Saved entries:
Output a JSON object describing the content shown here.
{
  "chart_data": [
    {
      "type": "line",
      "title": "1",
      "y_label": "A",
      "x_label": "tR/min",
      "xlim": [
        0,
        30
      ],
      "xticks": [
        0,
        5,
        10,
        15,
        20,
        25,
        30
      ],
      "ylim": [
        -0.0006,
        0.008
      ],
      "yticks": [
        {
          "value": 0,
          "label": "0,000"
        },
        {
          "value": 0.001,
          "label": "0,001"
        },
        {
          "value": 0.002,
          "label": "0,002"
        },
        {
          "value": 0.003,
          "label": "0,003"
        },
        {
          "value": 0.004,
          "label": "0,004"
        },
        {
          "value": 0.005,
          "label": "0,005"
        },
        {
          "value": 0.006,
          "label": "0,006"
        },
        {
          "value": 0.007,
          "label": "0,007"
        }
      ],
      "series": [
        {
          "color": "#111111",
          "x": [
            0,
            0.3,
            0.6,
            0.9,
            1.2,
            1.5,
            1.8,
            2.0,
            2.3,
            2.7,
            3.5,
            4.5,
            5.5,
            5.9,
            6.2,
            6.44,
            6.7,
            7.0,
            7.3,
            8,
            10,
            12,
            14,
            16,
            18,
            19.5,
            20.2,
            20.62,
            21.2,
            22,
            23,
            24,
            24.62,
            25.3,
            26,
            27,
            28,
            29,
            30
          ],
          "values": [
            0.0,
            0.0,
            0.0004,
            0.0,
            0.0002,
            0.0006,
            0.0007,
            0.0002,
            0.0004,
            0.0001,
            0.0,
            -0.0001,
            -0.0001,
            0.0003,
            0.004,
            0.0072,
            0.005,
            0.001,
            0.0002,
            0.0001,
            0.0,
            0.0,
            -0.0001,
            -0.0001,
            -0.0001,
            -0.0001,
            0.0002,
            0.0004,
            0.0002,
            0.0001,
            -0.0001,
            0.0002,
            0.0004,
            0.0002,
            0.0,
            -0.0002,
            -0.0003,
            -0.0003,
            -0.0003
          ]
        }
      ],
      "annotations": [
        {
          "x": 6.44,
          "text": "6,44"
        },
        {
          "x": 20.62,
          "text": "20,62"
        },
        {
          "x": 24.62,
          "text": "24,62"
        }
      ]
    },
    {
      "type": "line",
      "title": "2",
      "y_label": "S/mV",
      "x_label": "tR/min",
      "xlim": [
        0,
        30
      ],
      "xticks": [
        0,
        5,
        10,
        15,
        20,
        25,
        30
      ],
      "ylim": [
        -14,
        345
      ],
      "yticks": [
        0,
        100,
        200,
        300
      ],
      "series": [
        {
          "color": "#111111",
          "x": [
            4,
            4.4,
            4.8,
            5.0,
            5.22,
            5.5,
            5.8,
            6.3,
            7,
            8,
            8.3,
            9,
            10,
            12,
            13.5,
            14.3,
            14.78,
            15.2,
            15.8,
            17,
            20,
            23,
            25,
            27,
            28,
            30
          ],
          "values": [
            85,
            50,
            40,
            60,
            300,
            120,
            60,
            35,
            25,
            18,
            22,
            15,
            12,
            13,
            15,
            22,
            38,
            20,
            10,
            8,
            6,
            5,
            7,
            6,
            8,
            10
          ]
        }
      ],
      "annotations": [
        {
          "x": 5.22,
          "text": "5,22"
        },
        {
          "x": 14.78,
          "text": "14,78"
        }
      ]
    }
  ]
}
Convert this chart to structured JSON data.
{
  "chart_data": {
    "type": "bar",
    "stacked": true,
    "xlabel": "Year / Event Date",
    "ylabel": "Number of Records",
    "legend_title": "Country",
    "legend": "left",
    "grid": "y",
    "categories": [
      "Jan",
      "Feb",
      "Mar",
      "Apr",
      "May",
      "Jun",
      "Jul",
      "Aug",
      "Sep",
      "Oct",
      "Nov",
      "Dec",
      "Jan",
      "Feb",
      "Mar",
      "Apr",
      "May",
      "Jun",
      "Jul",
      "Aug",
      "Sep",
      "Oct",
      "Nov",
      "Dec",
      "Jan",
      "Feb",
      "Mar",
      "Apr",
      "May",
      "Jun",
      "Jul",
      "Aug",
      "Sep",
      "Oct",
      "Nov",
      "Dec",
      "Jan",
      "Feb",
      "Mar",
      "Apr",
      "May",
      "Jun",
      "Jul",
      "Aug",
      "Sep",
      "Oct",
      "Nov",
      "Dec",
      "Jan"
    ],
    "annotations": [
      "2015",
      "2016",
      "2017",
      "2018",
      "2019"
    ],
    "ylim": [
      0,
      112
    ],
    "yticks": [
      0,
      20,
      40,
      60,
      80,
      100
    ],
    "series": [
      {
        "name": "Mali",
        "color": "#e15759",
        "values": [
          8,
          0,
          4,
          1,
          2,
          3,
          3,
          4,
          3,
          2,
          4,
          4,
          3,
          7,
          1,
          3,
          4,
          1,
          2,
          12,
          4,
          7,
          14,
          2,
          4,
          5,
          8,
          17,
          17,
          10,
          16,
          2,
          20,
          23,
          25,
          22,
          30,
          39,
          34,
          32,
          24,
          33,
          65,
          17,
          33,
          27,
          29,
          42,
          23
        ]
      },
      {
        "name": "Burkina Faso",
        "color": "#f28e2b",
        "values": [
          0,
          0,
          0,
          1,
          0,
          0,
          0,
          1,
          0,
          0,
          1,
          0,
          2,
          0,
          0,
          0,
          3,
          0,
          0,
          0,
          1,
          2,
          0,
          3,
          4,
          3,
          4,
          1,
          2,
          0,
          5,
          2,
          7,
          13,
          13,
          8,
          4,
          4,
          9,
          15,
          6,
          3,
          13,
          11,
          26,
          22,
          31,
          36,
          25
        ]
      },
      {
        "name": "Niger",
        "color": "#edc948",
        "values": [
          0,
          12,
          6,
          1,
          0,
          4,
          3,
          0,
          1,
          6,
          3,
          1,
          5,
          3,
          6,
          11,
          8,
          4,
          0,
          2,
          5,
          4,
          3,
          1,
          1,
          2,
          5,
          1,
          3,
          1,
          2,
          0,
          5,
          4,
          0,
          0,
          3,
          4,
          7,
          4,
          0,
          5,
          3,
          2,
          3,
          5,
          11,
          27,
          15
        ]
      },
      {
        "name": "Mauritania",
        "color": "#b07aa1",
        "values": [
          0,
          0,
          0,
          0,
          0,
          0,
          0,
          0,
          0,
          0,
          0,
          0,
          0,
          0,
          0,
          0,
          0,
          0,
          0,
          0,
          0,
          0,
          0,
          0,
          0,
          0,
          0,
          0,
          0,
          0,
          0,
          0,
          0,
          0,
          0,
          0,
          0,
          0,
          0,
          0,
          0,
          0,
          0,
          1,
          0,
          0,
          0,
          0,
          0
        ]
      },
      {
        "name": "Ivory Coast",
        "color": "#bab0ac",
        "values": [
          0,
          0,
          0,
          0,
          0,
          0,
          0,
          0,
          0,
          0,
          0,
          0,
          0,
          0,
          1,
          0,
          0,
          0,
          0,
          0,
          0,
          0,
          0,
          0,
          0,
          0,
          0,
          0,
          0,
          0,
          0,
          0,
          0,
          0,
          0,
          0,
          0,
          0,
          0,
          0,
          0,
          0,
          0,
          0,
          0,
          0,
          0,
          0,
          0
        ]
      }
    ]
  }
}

• [WRITTEN EXERCISE]:
Identify and extract each line of the listing that contains "color".

• [SOLUTION]:
          "color": "#111111",
          "color": "#111111",
        "color": "#e15759",
        "color": "#f28e2b",
        "color": "#edc948",
        "color": "#b07aa1",
        "color": "#bab0ac",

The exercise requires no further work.